_Dataset rows:_
:::
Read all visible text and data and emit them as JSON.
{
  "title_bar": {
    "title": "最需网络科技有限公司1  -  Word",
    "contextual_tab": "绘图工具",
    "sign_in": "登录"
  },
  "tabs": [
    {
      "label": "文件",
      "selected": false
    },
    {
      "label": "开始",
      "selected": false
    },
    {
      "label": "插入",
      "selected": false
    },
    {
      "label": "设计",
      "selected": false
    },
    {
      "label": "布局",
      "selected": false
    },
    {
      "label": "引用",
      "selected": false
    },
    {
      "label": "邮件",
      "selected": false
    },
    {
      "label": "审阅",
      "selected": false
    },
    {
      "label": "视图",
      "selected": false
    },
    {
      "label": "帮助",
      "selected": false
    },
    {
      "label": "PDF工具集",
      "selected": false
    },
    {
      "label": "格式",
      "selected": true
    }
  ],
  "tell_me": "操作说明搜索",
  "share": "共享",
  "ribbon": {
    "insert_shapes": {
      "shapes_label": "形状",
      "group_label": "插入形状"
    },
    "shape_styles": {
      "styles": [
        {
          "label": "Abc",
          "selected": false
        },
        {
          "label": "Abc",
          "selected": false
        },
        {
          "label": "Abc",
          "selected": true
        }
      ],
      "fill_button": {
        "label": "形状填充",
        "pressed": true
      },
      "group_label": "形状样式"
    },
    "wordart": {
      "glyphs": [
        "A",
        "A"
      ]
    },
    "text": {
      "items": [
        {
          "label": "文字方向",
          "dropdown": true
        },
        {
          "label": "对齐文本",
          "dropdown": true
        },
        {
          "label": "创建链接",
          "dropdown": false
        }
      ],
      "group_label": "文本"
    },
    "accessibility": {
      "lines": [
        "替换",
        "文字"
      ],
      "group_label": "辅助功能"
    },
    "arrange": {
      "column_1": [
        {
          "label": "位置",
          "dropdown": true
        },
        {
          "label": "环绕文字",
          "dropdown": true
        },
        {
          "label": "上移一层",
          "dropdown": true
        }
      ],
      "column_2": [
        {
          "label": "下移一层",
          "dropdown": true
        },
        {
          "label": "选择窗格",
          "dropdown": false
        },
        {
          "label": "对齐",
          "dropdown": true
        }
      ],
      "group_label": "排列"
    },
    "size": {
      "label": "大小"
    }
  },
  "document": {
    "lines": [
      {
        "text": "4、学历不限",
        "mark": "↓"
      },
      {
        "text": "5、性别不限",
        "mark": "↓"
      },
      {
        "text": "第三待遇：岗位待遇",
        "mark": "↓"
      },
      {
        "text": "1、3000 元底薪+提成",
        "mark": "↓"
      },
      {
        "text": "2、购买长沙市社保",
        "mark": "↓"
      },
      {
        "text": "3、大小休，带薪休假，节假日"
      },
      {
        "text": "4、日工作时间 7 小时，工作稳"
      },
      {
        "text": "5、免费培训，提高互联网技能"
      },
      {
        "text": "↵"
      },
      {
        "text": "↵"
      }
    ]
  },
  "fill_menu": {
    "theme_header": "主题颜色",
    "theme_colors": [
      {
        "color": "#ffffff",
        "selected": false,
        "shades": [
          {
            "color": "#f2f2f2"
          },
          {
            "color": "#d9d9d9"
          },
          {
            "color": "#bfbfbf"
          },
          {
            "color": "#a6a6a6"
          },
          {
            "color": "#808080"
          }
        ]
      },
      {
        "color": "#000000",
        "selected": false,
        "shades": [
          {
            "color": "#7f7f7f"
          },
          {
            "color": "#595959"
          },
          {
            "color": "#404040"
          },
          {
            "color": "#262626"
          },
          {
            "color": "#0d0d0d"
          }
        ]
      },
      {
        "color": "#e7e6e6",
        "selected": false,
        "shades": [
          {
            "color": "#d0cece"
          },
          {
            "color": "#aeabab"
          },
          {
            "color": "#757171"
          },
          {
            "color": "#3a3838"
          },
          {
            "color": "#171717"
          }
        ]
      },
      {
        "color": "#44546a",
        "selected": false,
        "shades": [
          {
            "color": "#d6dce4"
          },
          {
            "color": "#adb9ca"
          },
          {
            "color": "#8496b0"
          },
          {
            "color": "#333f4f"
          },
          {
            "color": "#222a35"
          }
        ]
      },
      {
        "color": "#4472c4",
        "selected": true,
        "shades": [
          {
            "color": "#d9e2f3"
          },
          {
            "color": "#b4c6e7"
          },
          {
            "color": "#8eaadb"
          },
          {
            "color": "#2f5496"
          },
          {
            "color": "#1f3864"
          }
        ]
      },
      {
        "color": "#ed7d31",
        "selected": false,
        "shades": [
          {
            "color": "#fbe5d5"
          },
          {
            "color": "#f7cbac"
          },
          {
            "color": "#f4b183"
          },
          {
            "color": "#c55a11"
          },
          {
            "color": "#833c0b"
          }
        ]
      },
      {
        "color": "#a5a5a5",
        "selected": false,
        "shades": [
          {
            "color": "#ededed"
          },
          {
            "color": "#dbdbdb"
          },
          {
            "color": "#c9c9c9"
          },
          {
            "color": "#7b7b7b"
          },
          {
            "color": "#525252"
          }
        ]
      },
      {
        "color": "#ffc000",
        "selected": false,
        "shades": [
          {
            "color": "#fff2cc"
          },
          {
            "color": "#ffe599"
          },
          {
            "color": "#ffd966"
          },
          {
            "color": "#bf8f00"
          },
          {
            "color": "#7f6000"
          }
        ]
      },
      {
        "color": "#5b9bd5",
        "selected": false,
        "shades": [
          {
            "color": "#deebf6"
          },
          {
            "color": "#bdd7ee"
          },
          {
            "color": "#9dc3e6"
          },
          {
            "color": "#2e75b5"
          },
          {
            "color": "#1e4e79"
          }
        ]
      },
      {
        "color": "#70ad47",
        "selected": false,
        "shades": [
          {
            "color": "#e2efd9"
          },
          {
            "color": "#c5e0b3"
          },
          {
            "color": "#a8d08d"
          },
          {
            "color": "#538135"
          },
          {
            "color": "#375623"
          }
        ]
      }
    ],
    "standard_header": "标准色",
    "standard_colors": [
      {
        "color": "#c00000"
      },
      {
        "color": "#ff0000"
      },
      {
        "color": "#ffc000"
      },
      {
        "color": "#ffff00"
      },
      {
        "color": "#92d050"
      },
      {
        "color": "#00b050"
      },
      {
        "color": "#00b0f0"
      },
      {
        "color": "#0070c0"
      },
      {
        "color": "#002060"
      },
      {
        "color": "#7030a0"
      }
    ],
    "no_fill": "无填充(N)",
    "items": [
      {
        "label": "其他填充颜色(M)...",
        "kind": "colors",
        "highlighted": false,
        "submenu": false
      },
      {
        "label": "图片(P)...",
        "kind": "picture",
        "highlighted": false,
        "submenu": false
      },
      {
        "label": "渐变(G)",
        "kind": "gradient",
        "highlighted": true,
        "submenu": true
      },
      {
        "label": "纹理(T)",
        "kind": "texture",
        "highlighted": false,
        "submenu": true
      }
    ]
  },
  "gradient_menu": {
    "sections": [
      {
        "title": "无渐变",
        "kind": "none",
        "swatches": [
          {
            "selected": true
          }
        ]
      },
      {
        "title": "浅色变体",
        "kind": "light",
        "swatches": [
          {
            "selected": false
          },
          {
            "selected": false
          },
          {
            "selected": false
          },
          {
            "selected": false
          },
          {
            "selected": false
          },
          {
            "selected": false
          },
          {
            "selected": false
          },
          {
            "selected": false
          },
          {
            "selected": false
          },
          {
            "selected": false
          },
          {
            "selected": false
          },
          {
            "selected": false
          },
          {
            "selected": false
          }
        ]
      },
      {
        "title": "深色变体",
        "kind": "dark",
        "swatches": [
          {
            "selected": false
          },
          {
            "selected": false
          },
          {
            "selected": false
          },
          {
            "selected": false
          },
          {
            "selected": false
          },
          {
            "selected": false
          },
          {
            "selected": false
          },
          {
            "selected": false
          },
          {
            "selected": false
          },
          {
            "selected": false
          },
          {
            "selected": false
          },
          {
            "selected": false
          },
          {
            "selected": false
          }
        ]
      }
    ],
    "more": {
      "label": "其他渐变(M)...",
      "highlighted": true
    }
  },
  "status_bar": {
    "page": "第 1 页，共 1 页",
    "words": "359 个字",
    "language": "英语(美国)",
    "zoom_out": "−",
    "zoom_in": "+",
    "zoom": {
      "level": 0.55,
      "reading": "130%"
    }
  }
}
:::
_Goal:_ Out of the material above, select every line that holds the string "kind".

_Answer:_
        "kind": "colors",
        "kind": "picture",
        "kind": "gradient",
        "kind": "texture",
        "kind": "none",
        "kind": "light",
        "kind": "dark",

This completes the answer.